◆ What is needed
Retype the lines in the items starting at the one that contains "chevron-icon (832, 26, 838, 32)" and ending at the one that contains "event-image[interactable]: Redina Kolaneci", with both of those lines included. Copy each line without any change.

--- Start Given records ---

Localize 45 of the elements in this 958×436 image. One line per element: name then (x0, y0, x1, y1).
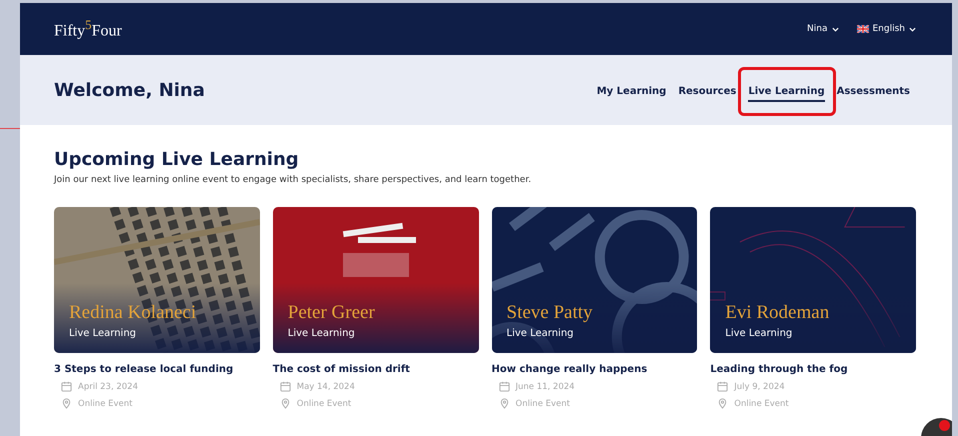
chevron-icon (832, 26, 838, 32)
event-title[interactable]: How change really happens (492, 364, 698, 375)
event-title[interactable]: The cost of mission drift (272, 364, 478, 375)
location-pin-icon (717, 398, 728, 409)
event-date: June 11, 2024 (516, 382, 575, 392)
section-heading: Upcoming Live Learning (54, 149, 300, 170)
calendar-icon (717, 381, 728, 392)
event-location: Online Event (516, 398, 570, 408)
section-description: Join our next live learning online event to engage with specialists, share perspectives, and learn together. (54, 175, 532, 185)
nav-tab[interactable]: Live Learning (748, 80, 825, 102)
event-location: Online Event (296, 398, 352, 408)
calendar-icon (280, 381, 291, 392)
welcome-heading: Welcome, Nina (54, 80, 205, 100)
location-pin-icon (61, 398, 72, 409)
event-date: April 23, 2024 (78, 382, 138, 392)
location-pin-icon (498, 398, 510, 409)
event-image[interactable]: Peter Greer Live Learning (272, 207, 478, 353)
event-location: Online Event (78, 398, 132, 408)
nav-tab[interactable]: My Learning (596, 80, 666, 102)
nav-tab[interactable]: Resources (678, 80, 736, 102)
event-title[interactable]: 3 Steps to release local funding (54, 364, 260, 375)
flag-icon (856, 25, 868, 33)
speaker-name: Evi Rodeman (725, 302, 830, 324)
language-menu[interactable]: English (856, 24, 916, 34)
location-pin-icon (280, 398, 291, 409)
event-image[interactable]: Evi Rodeman Live Learning (710, 207, 916, 353)
event-image[interactable]: Redina Kolaneci Live Learning (54, 207, 260, 353)
event-image[interactable]: Steve Patty Live Learning (492, 207, 698, 353)
series-label: Live Learning (725, 328, 792, 339)
calendar-icon (498, 381, 510, 392)
event-date: May 14, 2024 (296, 382, 355, 392)
nav-tab[interactable]: Assessments (836, 80, 910, 102)
series-label: Live Learning (506, 328, 574, 339)
speaker-name: Peter Greer (288, 302, 375, 324)
chevron-icon (909, 26, 916, 32)
user-menu[interactable]: Nina (807, 24, 838, 34)
series-label: Live Learning (69, 328, 136, 339)
speaker-name: Redina Kolaneci (69, 302, 196, 324)
event-date: July 9, 2024 (734, 382, 785, 392)
series-label: Live Learning (288, 328, 355, 339)
calendar-icon (61, 381, 72, 392)
event-location: Online Event (734, 398, 789, 408)
event-title[interactable]: Leading through the fog (710, 364, 916, 375)
speaker-name: Steve Patty (506, 302, 593, 324)
logo[interactable]: Fifty$^{5}$Four (54, 17, 122, 41)
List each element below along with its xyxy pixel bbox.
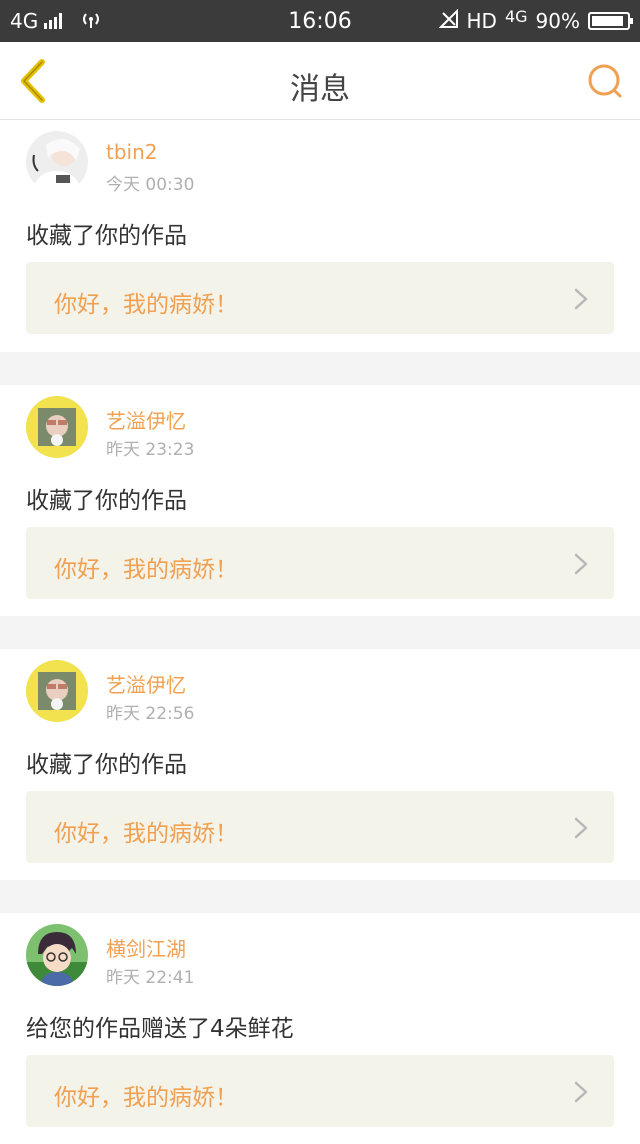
avatar[interactable] <box>26 131 88 193</box>
nav-header: 消息 <box>0 42 640 120</box>
chevron-right-icon <box>574 288 588 310</box>
message-card[interactable]: 艺溢伊忆 昨天 23:23 收藏了你的作品 你好，我的病娇！ <box>0 385 640 616</box>
chevron-right-icon <box>574 553 588 575</box>
user-name[interactable]: tbin2 <box>106 140 158 164</box>
network-type-left: 4G <box>10 9 39 33</box>
message-time: 今天 00:30 <box>106 175 195 195</box>
message-list: tbin2 今天 00:30 收藏了你的作品 你好，我的病娇！ 艺溢伊忆 昨天 … <box>0 120 640 1144</box>
message-time: 昨天 23:23 <box>106 440 195 460</box>
message-time: 昨天 22:56 <box>106 704 195 724</box>
work-title: 你好，我的病娇！ <box>54 1085 238 1111</box>
user-name[interactable]: 艺溢伊忆 <box>106 405 186 434</box>
message-card[interactable]: 艺溢伊忆 昨天 22:56 收藏了你的作品 你好，我的病娇！ <box>0 649 640 880</box>
avatar[interactable] <box>26 924 88 986</box>
search-button[interactable] <box>586 62 624 100</box>
network-type-right: 4G <box>504 6 528 26</box>
work-link[interactable]: 你好，我的病娇！ <box>26 527 614 599</box>
work-title: 你好，我的病娇！ <box>54 821 238 847</box>
message-action: 收藏了你的作品 <box>26 752 187 778</box>
work-link[interactable]: 你好，我的病娇！ <box>26 791 614 863</box>
message-card[interactable]: tbin2 今天 00:30 收藏了你的作品 你好，我的病娇！ <box>0 120 640 352</box>
work-title: 你好，我的病娇！ <box>54 292 238 318</box>
page-title: 消息 <box>290 72 350 107</box>
search-icon <box>588 64 622 98</box>
work-link[interactable]: 你好，我的病娇！ <box>26 1055 614 1127</box>
hotspot-icon <box>80 9 102 34</box>
signal-icon <box>44 13 63 29</box>
avatar[interactable] <box>26 660 88 722</box>
status-right: HD 4G 90% <box>438 6 633 34</box>
chevron-right-icon <box>574 817 588 839</box>
battery-icon <box>588 12 633 30</box>
message-time: 昨天 22:41 <box>106 968 195 988</box>
message-action: 给您的作品赠送了4朵鲜花 <box>26 1016 294 1042</box>
work-link[interactable]: 你好，我的病娇！ <box>26 262 614 334</box>
battery-percent: 90% <box>535 9 580 33</box>
status-left: 4G <box>10 9 102 34</box>
battery-fill <box>592 16 623 26</box>
chevron-right-icon <box>574 1081 588 1103</box>
message-action: 收藏了你的作品 <box>26 488 187 514</box>
user-name[interactable]: 艺溢伊忆 <box>106 669 186 698</box>
hd-label: HD <box>466 9 497 33</box>
user-name[interactable]: 横剑江湖 <box>106 933 186 962</box>
no-signal-icon <box>438 8 459 34</box>
status-bar: 4G 16:06 HD 4G 90% <box>0 0 640 42</box>
message-action: 收藏了你的作品 <box>26 223 187 249</box>
work-title: 你好，我的病娇！ <box>54 557 238 583</box>
message-card[interactable]: 横剑江湖 昨天 22:41 给您的作品赠送了4朵鲜花 你好，我的病娇！ <box>0 913 640 1144</box>
avatar[interactable] <box>26 396 88 458</box>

--- End Given records ---

◆ Reply to the exercise
chevron-icon (832, 26, 838, 32)
event-title[interactable]: How change really happens (492, 364, 698, 375)
event-title[interactable]: The cost of mission drift (272, 364, 478, 375)
location-pin-icon (717, 398, 728, 409)
event-date: June 11, 2024 (516, 382, 575, 392)
section-heading: Upcoming Live Learning (54, 149, 300, 170)
calendar-icon (717, 381, 728, 392)
event-location: Online Event (516, 398, 570, 408)
section-description: Join our next live learning online event to engage with specialists, share perspectives, and learn together. (54, 175, 532, 185)
nav-tab[interactable]: Live Learning (748, 80, 825, 102)
event-location: Online Event (296, 398, 352, 408)
calendar-icon (280, 381, 291, 392)
welcome-heading: Welcome, Nina (54, 80, 205, 100)
location-pin-icon (61, 398, 72, 409)
event-date: April 23, 2024 (78, 382, 138, 392)
location-pin-icon (498, 398, 510, 409)
event-image[interactable]: Peter Greer Live Learning (272, 207, 478, 353)
event-location: Online Event (78, 398, 132, 408)
nav-tab[interactable]: My Learning (596, 80, 666, 102)
nav-tab[interactable]: Resources (678, 80, 736, 102)
event-title[interactable]: 3 Steps to release local funding (54, 364, 260, 375)
flag-icon (856, 25, 868, 33)
speaker-name: Evi Rodeman (725, 302, 830, 324)
language-menu[interactable]: English (856, 24, 916, 34)
location-pin-icon (280, 398, 291, 409)
event-image[interactable]: Evi Rodeman Live Learning (710, 207, 916, 353)
event-image[interactable]: Redina Kolaneci Live Learning (54, 207, 260, 353)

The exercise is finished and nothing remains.